NATURAL AND PROBABLE CONSEQUENCES
Under the natural and probable consequences theory, “[t]here can be no criminal responsibility for any thing not fairly within the common enterprise, and which might be expected to happen if the occasion should arise for any one to do it.”24 In Knapp, the defendant and several other men engaged in sexual intercourse with *10the victim. After the defendant left, one of the men threw the woman from a second-story window. A jury convicted the defendant of manslaughter. This Court reasoned that because there was no evidence that the defendant threw the victim out the window, the jury must have held him accountable for the actions of the other men.
The Knapp Court reversed the defendant’s conviction for manslaughter because there was no proof that the woman’s death was a part of the “common enterprise” of prostitution because one would not expect it “to happen if the occasion should arise to do it.”25 Therefore, the defendant could not be held to be an accomplice to the manslaughter.
+++
> [REQUIRED WORK]:
A – Summarize the passage on the natural and probable consequences theory in two sentences.
B – Rewrite the passage on the natural and probable consequences theory from "The Knapp Court" up to and including "to the manslaughter.", changing "manslaughter" to "homicide" wherever it occurs.
+++
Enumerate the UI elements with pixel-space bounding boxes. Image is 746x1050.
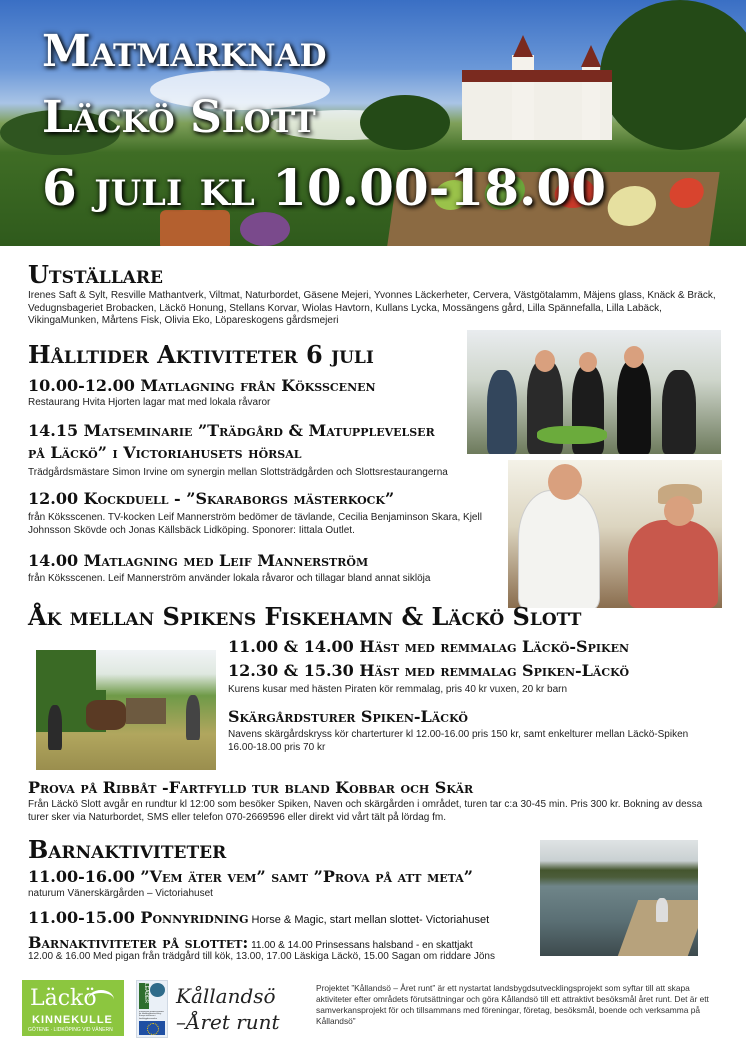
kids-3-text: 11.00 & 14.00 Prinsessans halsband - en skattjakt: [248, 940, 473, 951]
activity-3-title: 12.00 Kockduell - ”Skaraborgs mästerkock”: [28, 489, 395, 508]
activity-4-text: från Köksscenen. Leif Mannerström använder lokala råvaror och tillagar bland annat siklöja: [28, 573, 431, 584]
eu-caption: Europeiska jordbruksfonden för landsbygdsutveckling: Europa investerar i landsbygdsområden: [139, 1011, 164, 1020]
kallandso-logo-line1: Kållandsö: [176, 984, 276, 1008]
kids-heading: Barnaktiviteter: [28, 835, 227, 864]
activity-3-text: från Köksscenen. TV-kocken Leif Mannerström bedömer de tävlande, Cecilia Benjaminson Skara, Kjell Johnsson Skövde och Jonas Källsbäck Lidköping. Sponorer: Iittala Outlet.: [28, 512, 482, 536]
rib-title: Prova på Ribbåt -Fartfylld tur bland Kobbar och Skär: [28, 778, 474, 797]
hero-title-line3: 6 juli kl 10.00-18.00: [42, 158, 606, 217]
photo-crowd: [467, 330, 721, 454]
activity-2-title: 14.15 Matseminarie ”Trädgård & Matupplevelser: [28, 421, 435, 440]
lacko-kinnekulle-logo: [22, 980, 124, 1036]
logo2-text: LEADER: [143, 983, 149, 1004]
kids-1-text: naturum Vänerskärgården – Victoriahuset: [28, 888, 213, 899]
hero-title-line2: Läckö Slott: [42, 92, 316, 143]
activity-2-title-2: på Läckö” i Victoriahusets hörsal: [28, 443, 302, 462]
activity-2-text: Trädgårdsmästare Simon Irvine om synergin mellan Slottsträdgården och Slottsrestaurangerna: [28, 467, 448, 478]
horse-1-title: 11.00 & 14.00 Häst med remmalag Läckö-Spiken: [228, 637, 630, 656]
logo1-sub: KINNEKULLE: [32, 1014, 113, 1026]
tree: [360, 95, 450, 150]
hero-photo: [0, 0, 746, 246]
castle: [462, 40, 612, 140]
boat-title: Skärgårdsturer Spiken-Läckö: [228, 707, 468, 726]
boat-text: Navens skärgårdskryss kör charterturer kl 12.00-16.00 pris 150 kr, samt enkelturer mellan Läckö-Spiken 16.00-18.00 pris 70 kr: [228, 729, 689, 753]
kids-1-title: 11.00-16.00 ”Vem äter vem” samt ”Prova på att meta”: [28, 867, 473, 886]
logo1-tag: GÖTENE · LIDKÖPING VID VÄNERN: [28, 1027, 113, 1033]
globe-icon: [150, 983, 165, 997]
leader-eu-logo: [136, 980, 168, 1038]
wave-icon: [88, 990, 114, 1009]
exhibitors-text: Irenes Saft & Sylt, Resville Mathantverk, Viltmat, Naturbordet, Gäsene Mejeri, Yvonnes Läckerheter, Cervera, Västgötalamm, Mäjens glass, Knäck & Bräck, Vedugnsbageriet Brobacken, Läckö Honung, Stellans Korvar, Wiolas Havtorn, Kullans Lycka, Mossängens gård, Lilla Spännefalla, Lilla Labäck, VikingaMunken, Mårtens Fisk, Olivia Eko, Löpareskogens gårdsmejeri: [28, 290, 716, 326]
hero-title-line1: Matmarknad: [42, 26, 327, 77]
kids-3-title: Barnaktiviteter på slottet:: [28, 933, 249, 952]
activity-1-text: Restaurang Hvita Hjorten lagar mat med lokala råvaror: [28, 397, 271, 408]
+++
> [TASK-BY-TASK SOLUTIONS]:
A – Under the natural and probable consequences theory, there can be no criminal responsibility for anything not fairly within the common enterprise and which might be expected to happen if the occasion arose. In Knapp, where one of the other men threw the woman from a second-story window after the defendant left, the Court reversed the defendant's manslaughter conviction because there was no proof that her death was part of the common enterprise, so he could not be held to be an accomplice.

B –
The Knapp Court reversed the defendant’s conviction for homicide because there was no proof that the woman’s death was a part of the “common enterprise” of prostitution because one would not expect it “to happen if the occasion should arise to do it.”25 Therefore, the defendant could not be held to be an accomplice to the homicide.